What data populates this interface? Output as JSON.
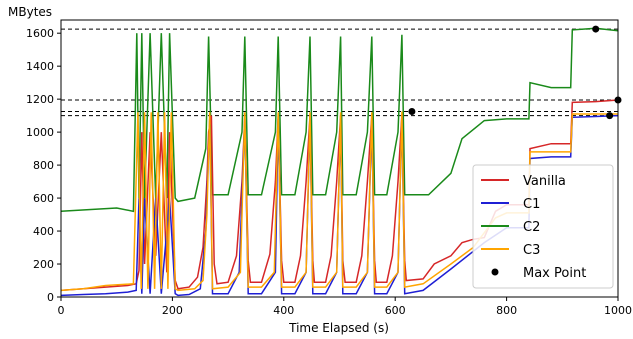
{
  "chart_data": {
    "type": "line",
    "ylabel": "MBytes",
    "xlabel": "Time Elapsed (s)",
    "xlim": [
      0,
      1000
    ],
    "ylim": [
      0,
      1680
    ],
    "xticks": [
      0,
      200,
      400,
      600,
      800,
      1000
    ],
    "yticks": [
      0,
      200,
      400,
      600,
      800,
      1000,
      1200,
      1400,
      1600
    ],
    "grid": false,
    "legend_position": "lower-right",
    "reference_lines": [
      1625,
      1195,
      1125,
      1100
    ],
    "series": [
      {
        "name": "Vanilla",
        "color": "#d62728",
        "points": [
          [
            0,
            40
          ],
          [
            40,
            50
          ],
          [
            80,
            60
          ],
          [
            120,
            70
          ],
          [
            135,
            80
          ],
          [
            140,
            160
          ],
          [
            145,
            1000
          ],
          [
            150,
            200
          ],
          [
            160,
            1000
          ],
          [
            170,
            250
          ],
          [
            180,
            1000
          ],
          [
            190,
            150
          ],
          [
            195,
            1000
          ],
          [
            205,
            100
          ],
          [
            210,
            50
          ],
          [
            230,
            60
          ],
          [
            245,
            120
          ],
          [
            255,
            300
          ],
          [
            262,
            700
          ],
          [
            265,
            1000
          ],
          [
            270,
            1100
          ],
          [
            275,
            200
          ],
          [
            280,
            80
          ],
          [
            300,
            90
          ],
          [
            315,
            250
          ],
          [
            325,
            700
          ],
          [
            330,
            1100
          ],
          [
            336,
            220
          ],
          [
            340,
            90
          ],
          [
            360,
            90
          ],
          [
            375,
            260
          ],
          [
            385,
            700
          ],
          [
            390,
            1100
          ],
          [
            396,
            220
          ],
          [
            400,
            90
          ],
          [
            420,
            90
          ],
          [
            430,
            250
          ],
          [
            440,
            700
          ],
          [
            447,
            1100
          ],
          [
            452,
            220
          ],
          [
            455,
            90
          ],
          [
            475,
            90
          ],
          [
            485,
            250
          ],
          [
            495,
            700
          ],
          [
            502,
            1100
          ],
          [
            506,
            220
          ],
          [
            510,
            90
          ],
          [
            530,
            90
          ],
          [
            540,
            250
          ],
          [
            550,
            700
          ],
          [
            558,
            1100
          ],
          [
            563,
            220
          ],
          [
            566,
            90
          ],
          [
            585,
            90
          ],
          [
            595,
            250
          ],
          [
            605,
            700
          ],
          [
            612,
            1110
          ],
          [
            617,
            220
          ],
          [
            620,
            100
          ],
          [
            650,
            110
          ],
          [
            670,
            200
          ],
          [
            700,
            250
          ],
          [
            720,
            330
          ],
          [
            740,
            350
          ],
          [
            760,
            360
          ],
          [
            780,
            520
          ],
          [
            800,
            560
          ],
          [
            840,
            560
          ],
          [
            842,
            900
          ],
          [
            880,
            930
          ],
          [
            915,
            930
          ],
          [
            918,
            1180
          ],
          [
            960,
            1185
          ],
          [
            1000,
            1195
          ]
        ]
      },
      {
        "name": "C1",
        "color": "#1f1fd4",
        "points": [
          [
            0,
            10
          ],
          [
            40,
            15
          ],
          [
            80,
            20
          ],
          [
            120,
            30
          ],
          [
            135,
            40
          ],
          [
            140,
            600
          ],
          [
            145,
            20
          ],
          [
            150,
            600
          ],
          [
            160,
            20
          ],
          [
            170,
            600
          ],
          [
            180,
            20
          ],
          [
            195,
            600
          ],
          [
            205,
            20
          ],
          [
            210,
            10
          ],
          [
            230,
            15
          ],
          [
            250,
            50
          ],
          [
            260,
            400
          ],
          [
            267,
            1080
          ],
          [
            272,
            20
          ],
          [
            300,
            20
          ],
          [
            320,
            150
          ],
          [
            330,
            1080
          ],
          [
            336,
            20
          ],
          [
            360,
            20
          ],
          [
            385,
            150
          ],
          [
            390,
            1080
          ],
          [
            396,
            20
          ],
          [
            420,
            20
          ],
          [
            440,
            150
          ],
          [
            447,
            1080
          ],
          [
            452,
            20
          ],
          [
            475,
            20
          ],
          [
            495,
            150
          ],
          [
            502,
            1080
          ],
          [
            506,
            20
          ],
          [
            530,
            20
          ],
          [
            550,
            150
          ],
          [
            558,
            1080
          ],
          [
            563,
            20
          ],
          [
            585,
            20
          ],
          [
            605,
            150
          ],
          [
            612,
            1100
          ],
          [
            617,
            20
          ],
          [
            650,
            40
          ],
          [
            700,
            170
          ],
          [
            760,
            330
          ],
          [
            800,
            420
          ],
          [
            840,
            420
          ],
          [
            842,
            840
          ],
          [
            880,
            850
          ],
          [
            915,
            850
          ],
          [
            918,
            1090
          ],
          [
            960,
            1095
          ],
          [
            1000,
            1100
          ]
        ]
      },
      {
        "name": "C2",
        "color": "#1a8a1a",
        "points": [
          [
            0,
            520
          ],
          [
            50,
            530
          ],
          [
            100,
            540
          ],
          [
            130,
            520
          ],
          [
            136,
            1600
          ],
          [
            140,
            600
          ],
          [
            145,
            1600
          ],
          [
            150,
            600
          ],
          [
            160,
            1600
          ],
          [
            170,
            600
          ],
          [
            180,
            1600
          ],
          [
            190,
            600
          ],
          [
            195,
            1600
          ],
          [
            205,
            600
          ],
          [
            210,
            580
          ],
          [
            240,
            600
          ],
          [
            260,
            900
          ],
          [
            265,
            1580
          ],
          [
            272,
            620
          ],
          [
            300,
            620
          ],
          [
            325,
            1000
          ],
          [
            330,
            1580
          ],
          [
            336,
            620
          ],
          [
            360,
            620
          ],
          [
            385,
            1000
          ],
          [
            390,
            1580
          ],
          [
            396,
            620
          ],
          [
            420,
            620
          ],
          [
            440,
            1000
          ],
          [
            447,
            1580
          ],
          [
            452,
            620
          ],
          [
            475,
            620
          ],
          [
            495,
            1000
          ],
          [
            502,
            1580
          ],
          [
            506,
            620
          ],
          [
            530,
            620
          ],
          [
            550,
            1000
          ],
          [
            558,
            1580
          ],
          [
            563,
            620
          ],
          [
            585,
            620
          ],
          [
            605,
            1000
          ],
          [
            612,
            1590
          ],
          [
            617,
            620
          ],
          [
            660,
            620
          ],
          [
            700,
            750
          ],
          [
            720,
            960
          ],
          [
            760,
            1070
          ],
          [
            800,
            1080
          ],
          [
            840,
            1080
          ],
          [
            842,
            1300
          ],
          [
            880,
            1270
          ],
          [
            915,
            1270
          ],
          [
            918,
            1620
          ],
          [
            960,
            1630
          ],
          [
            1000,
            1615
          ]
        ]
      },
      {
        "name": "C3",
        "color": "#ffa500",
        "points": [
          [
            0,
            40
          ],
          [
            40,
            50
          ],
          [
            80,
            70
          ],
          [
            130,
            80
          ],
          [
            138,
            1120
          ],
          [
            144,
            50
          ],
          [
            150,
            1120
          ],
          [
            156,
            50
          ],
          [
            162,
            1120
          ],
          [
            168,
            50
          ],
          [
            174,
            1120
          ],
          [
            180,
            50
          ],
          [
            186,
            1120
          ],
          [
            192,
            50
          ],
          [
            198,
            1120
          ],
          [
            205,
            50
          ],
          [
            210,
            40
          ],
          [
            240,
            50
          ],
          [
            255,
            100
          ],
          [
            262,
            500
          ],
          [
            267,
            1120
          ],
          [
            272,
            50
          ],
          [
            300,
            60
          ],
          [
            322,
            150
          ],
          [
            330,
            1120
          ],
          [
            336,
            60
          ],
          [
            360,
            60
          ],
          [
            383,
            150
          ],
          [
            390,
            1120
          ],
          [
            396,
            60
          ],
          [
            420,
            60
          ],
          [
            440,
            150
          ],
          [
            447,
            1120
          ],
          [
            452,
            60
          ],
          [
            475,
            60
          ],
          [
            495,
            150
          ],
          [
            502,
            1120
          ],
          [
            506,
            60
          ],
          [
            530,
            60
          ],
          [
            550,
            150
          ],
          [
            558,
            1120
          ],
          [
            563,
            60
          ],
          [
            585,
            60
          ],
          [
            605,
            150
          ],
          [
            612,
            1125
          ],
          [
            617,
            60
          ],
          [
            650,
            80
          ],
          [
            700,
            200
          ],
          [
            740,
            300
          ],
          [
            780,
            480
          ],
          [
            800,
            510
          ],
          [
            840,
            510
          ],
          [
            842,
            880
          ],
          [
            880,
            880
          ],
          [
            915,
            880
          ],
          [
            918,
            1110
          ],
          [
            960,
            1110
          ],
          [
            1000,
            1110
          ]
        ]
      }
    ],
    "max_points": {
      "name": "Max Point",
      "color": "#000000",
      "points": [
        [
          960,
          1625
        ],
        [
          1000,
          1195
        ],
        [
          630,
          1125
        ],
        [
          985,
          1100
        ]
      ]
    }
  }
}
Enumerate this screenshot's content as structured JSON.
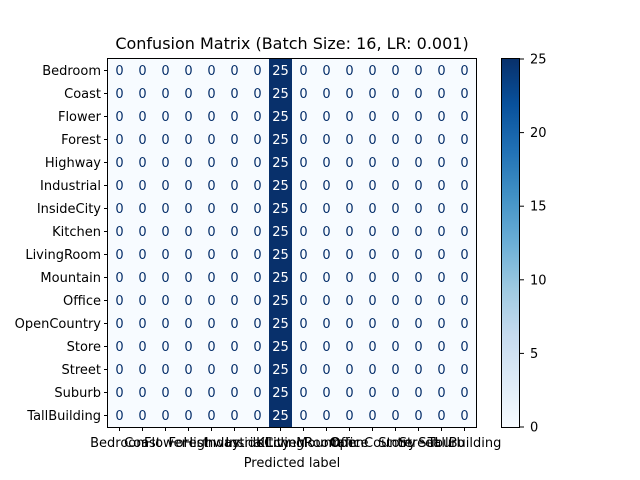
{
  "chart_data": {
    "type": "heatmap",
    "title": "Confusion Matrix (Batch Size: 16, LR: 0.001)",
    "xlabel": "Predicted label",
    "ylabel": "",
    "row_labels": [
      "Bedroom",
      "Coast",
      "Flower",
      "Forest",
      "Highway",
      "Industrial",
      "InsideCity",
      "Kitchen",
      "LivingRoom",
      "Mountain",
      "Office",
      "OpenCountry",
      "Store",
      "Street",
      "Suburb",
      "TallBuilding"
    ],
    "col_labels": [
      "Bedroom",
      "Coast",
      "Flower",
      "Forest",
      "Highway",
      "Industrial",
      "InsideCity",
      "Kitchen",
      "LivingRoom",
      "Mountain",
      "Office",
      "OpenCountry",
      "Store",
      "Street",
      "Suburb",
      "TallBuilding"
    ],
    "values": [
      [
        0,
        0,
        0,
        0,
        0,
        0,
        0,
        25,
        0,
        0,
        0,
        0,
        0,
        0,
        0,
        0
      ],
      [
        0,
        0,
        0,
        0,
        0,
        0,
        0,
        25,
        0,
        0,
        0,
        0,
        0,
        0,
        0,
        0
      ],
      [
        0,
        0,
        0,
        0,
        0,
        0,
        0,
        25,
        0,
        0,
        0,
        0,
        0,
        0,
        0,
        0
      ],
      [
        0,
        0,
        0,
        0,
        0,
        0,
        0,
        25,
        0,
        0,
        0,
        0,
        0,
        0,
        0,
        0
      ],
      [
        0,
        0,
        0,
        0,
        0,
        0,
        0,
        25,
        0,
        0,
        0,
        0,
        0,
        0,
        0,
        0
      ],
      [
        0,
        0,
        0,
        0,
        0,
        0,
        0,
        25,
        0,
        0,
        0,
        0,
        0,
        0,
        0,
        0
      ],
      [
        0,
        0,
        0,
        0,
        0,
        0,
        0,
        25,
        0,
        0,
        0,
        0,
        0,
        0,
        0,
        0
      ],
      [
        0,
        0,
        0,
        0,
        0,
        0,
        0,
        25,
        0,
        0,
        0,
        0,
        0,
        0,
        0,
        0
      ],
      [
        0,
        0,
        0,
        0,
        0,
        0,
        0,
        25,
        0,
        0,
        0,
        0,
        0,
        0,
        0,
        0
      ],
      [
        0,
        0,
        0,
        0,
        0,
        0,
        0,
        25,
        0,
        0,
        0,
        0,
        0,
        0,
        0,
        0
      ],
      [
        0,
        0,
        0,
        0,
        0,
        0,
        0,
        25,
        0,
        0,
        0,
        0,
        0,
        0,
        0,
        0
      ],
      [
        0,
        0,
        0,
        0,
        0,
        0,
        0,
        25,
        0,
        0,
        0,
        0,
        0,
        0,
        0,
        0
      ],
      [
        0,
        0,
        0,
        0,
        0,
        0,
        0,
        25,
        0,
        0,
        0,
        0,
        0,
        0,
        0,
        0
      ],
      [
        0,
        0,
        0,
        0,
        0,
        0,
        0,
        25,
        0,
        0,
        0,
        0,
        0,
        0,
        0,
        0
      ],
      [
        0,
        0,
        0,
        0,
        0,
        0,
        0,
        25,
        0,
        0,
        0,
        0,
        0,
        0,
        0,
        0
      ],
      [
        0,
        0,
        0,
        0,
        0,
        0,
        0,
        25,
        0,
        0,
        0,
        0,
        0,
        0,
        0,
        0
      ]
    ],
    "colorbar": {
      "min": 0,
      "max": 25,
      "ticks": [
        0,
        5,
        10,
        15,
        20,
        25
      ]
    },
    "colormap": {
      "low": "#f7fbff",
      "high": "#08306b"
    },
    "text_color_low": "#08306b",
    "text_color_high": "#ffffff"
  }
}
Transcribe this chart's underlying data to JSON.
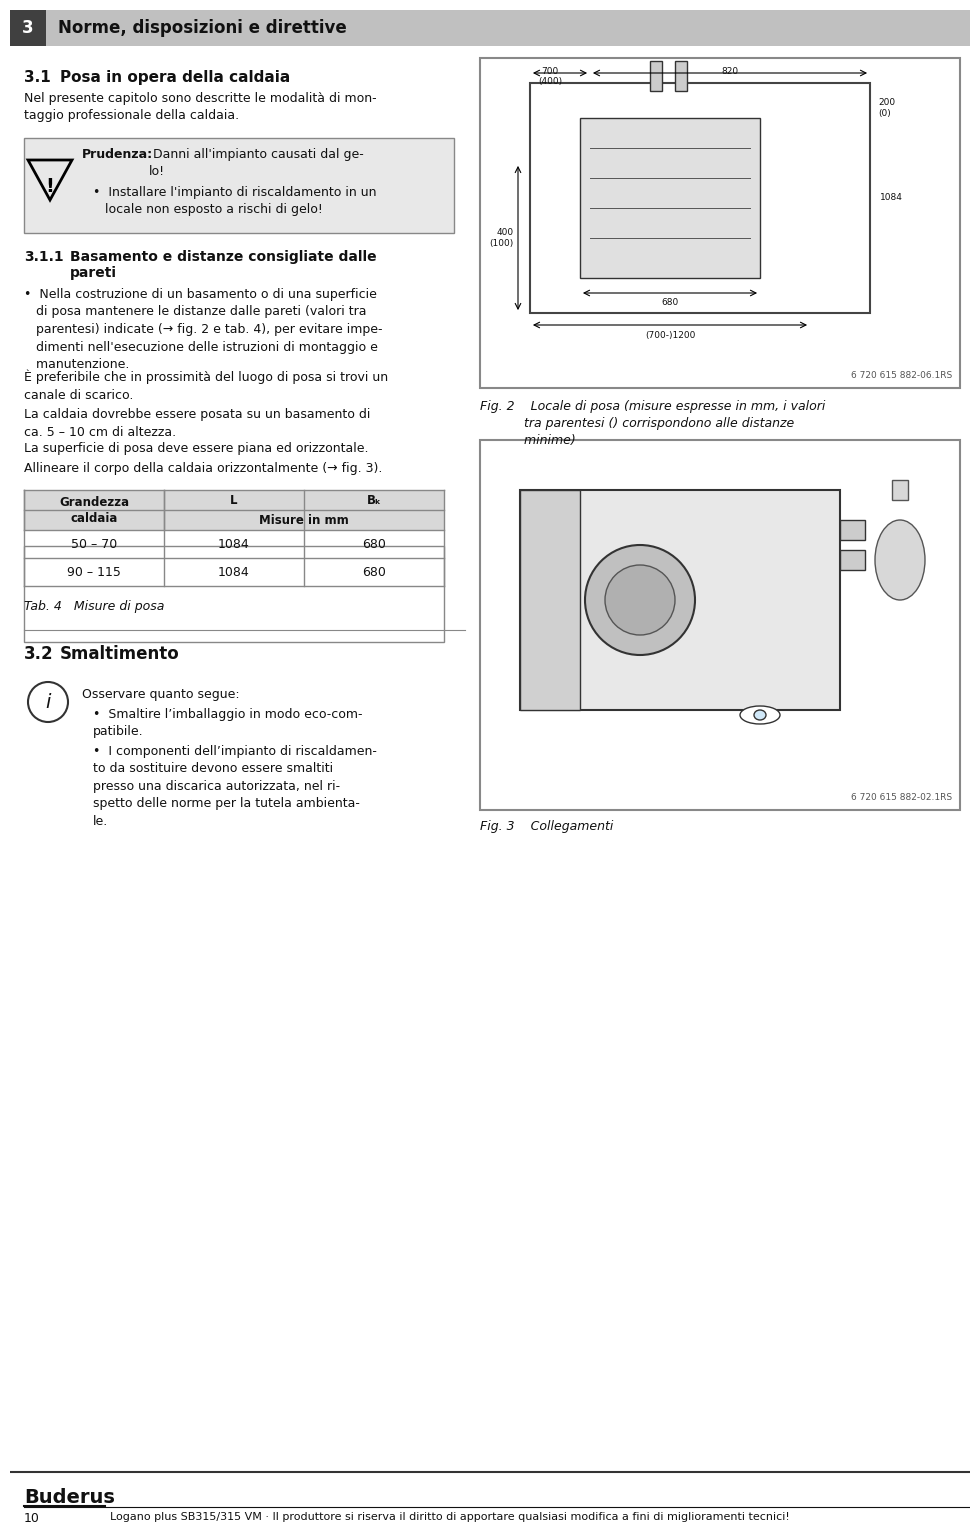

## Exercise directions
In the entries above, find every line with the word "xlabel" and list it.

## Completed exercise
    "xlabel": "Time Elapsed (s)",
    "xlabel": "Predicted label",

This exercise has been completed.